**Goal**: Every entry should be repeated exactly. Omit the pictures.

**Records for processing**:

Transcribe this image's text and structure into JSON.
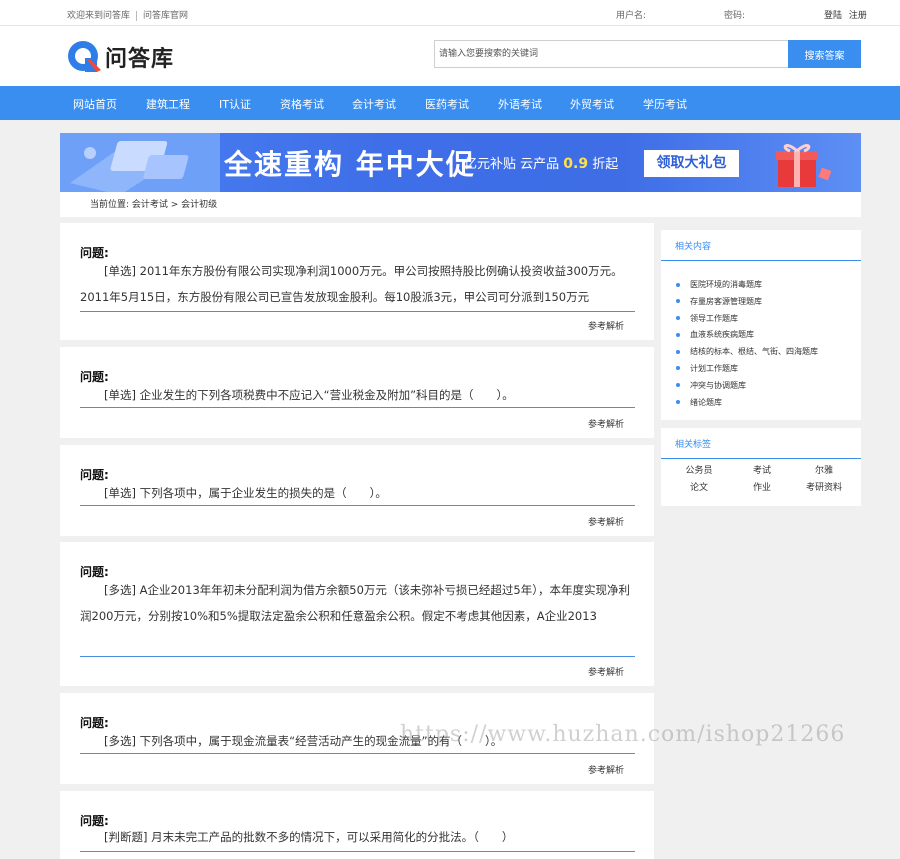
{
  "topbar": {
    "welcome": "欢迎来到问答库",
    "official_site": "问答库官网",
    "username_label": "用户名:",
    "password_label": "密码:",
    "login": "登陆",
    "register": "注册"
  },
  "header": {
    "logo_text": "问答库",
    "search_placeholder": "请输入您要搜索的关键词",
    "search_button": "搜索答案"
  },
  "nav": {
    "items": [
      "网站首页",
      "建筑工程",
      "IT认证",
      "资格考试",
      "会计考试",
      "医药考试",
      "外语考试",
      "外贸考试",
      "学历考试"
    ]
  },
  "banner": {
    "headline": "全速重构 年中大促",
    "sub_prefix": "亿元补贴 云产品",
    "sub_highlight": "0.9",
    "sub_suffix": "折起",
    "cta": "领取大礼包"
  },
  "breadcrumb": {
    "text": "当前位置: 会计考试 > 会计初级"
  },
  "questions": [
    {
      "heading": "问题:",
      "text": "[单选] 2011年东方股份有限公司实现净利润1000万元。甲公司按照持股比例确认投资收益300万元。2011年5月15日，东方股份有限公司已宣告发放现金股利。每10股派3元，甲公司可分派到150万元",
      "answer": "参考解析"
    },
    {
      "heading": "问题:",
      "text": "[单选] 企业发生的下列各项税费中不应记入“营业税金及附加”科目的是（　　）。",
      "answer": "参考解析"
    },
    {
      "heading": "问题:",
      "text": "[单选] 下列各项中，属于企业发生的损失的是（　　）。",
      "answer": "参考解析"
    },
    {
      "heading": "问题:",
      "text": "[多选] A企业2013年年初未分配利润为借方余额50万元（该未弥补亏损已经超过5年），本年度实现净利润200万元，分别按10%和5%提取法定盈余公积和任意盈余公积。假定不考虑其他因素，A企业2013",
      "answer": "参考解析"
    },
    {
      "heading": "问题:",
      "text": "[多选] 下列各项中，属于现金流量表“经营活动产生的现金流量”的有（　　）。",
      "answer": "参考解析"
    },
    {
      "heading": "问题:",
      "text": "[判断题] 月末未完工产品的批数不多的情况下，可以采用简化的分批法。（　　）",
      "answer": ""
    }
  ],
  "sidebar": {
    "related_title": "相关内容",
    "related": [
      "医院环境的消毒题库",
      "存量房客源管理题库",
      "领导工作题库",
      "血液系统疾病题库",
      "结核的标本、根结、气街、四海题库",
      "计划工作题库",
      "冲突与协调题库",
      "绪论题库"
    ],
    "tags_title": "相关标签",
    "tags": [
      "公务员",
      "考试",
      "尔雅",
      "论文",
      "作业",
      "考研资料"
    ]
  },
  "watermark": "https://www.huzhan.com/ishop21266",
  "colors": {
    "accent": "#3a8ef0",
    "banner": "#4a7ff2",
    "highlight": "#ffe14d"
  }
}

**The response**:
Transcribe this image's text and structure into JSON.
{
  "topbar": {
    "welcome": "欢迎来到问答库",
    "official_site": "问答库官网",
    "username_label": "用户名:",
    "password_label": "密码:",
    "login": "登陆",
    "register": "注册"
  },
  "header": {
    "logo_text": "问答库",
    "search_placeholder": "请输入您要搜索的关键词",
    "search_button": "搜索答案"
  },
  "nav": {
    "items": [
      "网站首页",
      "建筑工程",
      "IT认证",
      "资格考试",
      "会计考试",
      "医药考试",
      "外语考试",
      "外贸考试",
      "学历考试"
    ]
  },
  "banner": {
    "headline": "全速重构 年中大促",
    "sub_prefix": "亿元补贴 云产品",
    "sub_highlight": "0.9",
    "sub_suffix": "折起",
    "cta": "领取大礼包"
  },
  "breadcrumb": {
    "text": "当前位置: 会计考试 > 会计初级"
  },
  "questions": [
    {
      "heading": "问题:",
      "text": "[单选] 2011年东方股份有限公司实现净利润1000万元。甲公司按照持股比例确认投资收益300万元。2011年5月15日，东方股份有限公司已宣告发放现金股利。每10股派3元，甲公司可分派到150万元",
      "answer": "参考解析"
    },
    {
      "heading": "问题:",
      "text": "[单选] 企业发生的下列各项税费中不应记入“营业税金及附加”科目的是（　　）。",
      "answer": "参考解析"
    },
    {
      "heading": "问题:",
      "text": "[单选] 下列各项中，属于企业发生的损失的是（　　）。",
      "answer": "参考解析"
    },
    {
      "heading": "问题:",
      "text": "[多选] A企业2013年年初未分配利润为借方余额50万元（该未弥补亏损已经超过5年），本年度实现净利润200万元，分别按10%和5%提取法定盈余公积和任意盈余公积。假定不考虑其他因素，A企业2013",
      "answer": "参考解析"
    },
    {
      "heading": "问题:",
      "text": "[多选] 下列各项中，属于现金流量表“经营活动产生的现金流量”的有（　　）。",
      "answer": "参考解析"
    },
    {
      "heading": "问题:",
      "text": "[判断题] 月末未完工产品的批数不多的情况下，可以采用简化的分批法。（　　）",
      "answer": ""
    }
  ],
  "sidebar": {
    "related_title": "相关内容",
    "related": [
      "医院环境的消毒题库",
      "存量房客源管理题库",
      "领导工作题库",
      "血液系统疾病题库",
      "结核的标本、根结、气街、四海题库",
      "计划工作题库",
      "冲突与协调题库",
      "绪论题库"
    ],
    "tags_title": "相关标签",
    "tags": [
      "公务员",
      "考试",
      "尔雅",
      "论文",
      "作业",
      "考研资料"
    ]
  },
  "watermark": "https://www.huzhan.com/ishop21266",
  "colors": {
    "accent": "#3a8ef0",
    "banner": "#4a7ff2",
    "highlight": "#ffe14d"
  }
}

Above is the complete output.